_EXERCISE GOAL_: Determine which lines contain the word "Other", then copy those lines.

———

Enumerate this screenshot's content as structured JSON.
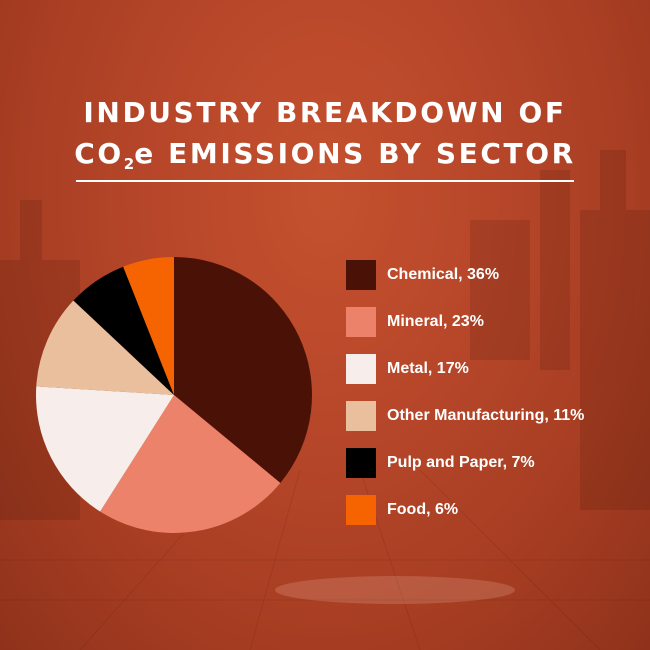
{
  "title": {
    "line1": "INDUSTRY BREAKDOWN OF",
    "line2_prefix": "CO",
    "line2_subscript": "2",
    "line2_suffix": "e EMISSIONS BY SECTOR"
  },
  "chart_data": {
    "type": "pie",
    "unit": "%",
    "legend_position": "right",
    "slices": [
      {
        "label": "Chemical, 36%",
        "name": "Chemical",
        "value": 36,
        "color": "#4a1206"
      },
      {
        "label": "Mineral, 23%",
        "name": "Mineral",
        "value": 23,
        "color": "#ec826a"
      },
      {
        "label": "Metal, 17%",
        "name": "Metal",
        "value": 17,
        "color": "#f7eeeb"
      },
      {
        "label": "Other Manufacturing, 11%",
        "name": "Other Manufacturing",
        "value": 11,
        "color": "#eabf9d"
      },
      {
        "label": "Pulp and Paper, 7%",
        "name": "Pulp and Paper",
        "value": 7,
        "color": "#000000"
      },
      {
        "label": "Food, 6%",
        "name": "Food",
        "value": 6,
        "color": "#f56400"
      }
    ]
  },
  "colors": {
    "background": "#b8472a",
    "text": "#ffffff"
  }
}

———

_OUTPUT_:
        "label": "Other Manufacturing, 11%",
        "name": "Other Manufacturing",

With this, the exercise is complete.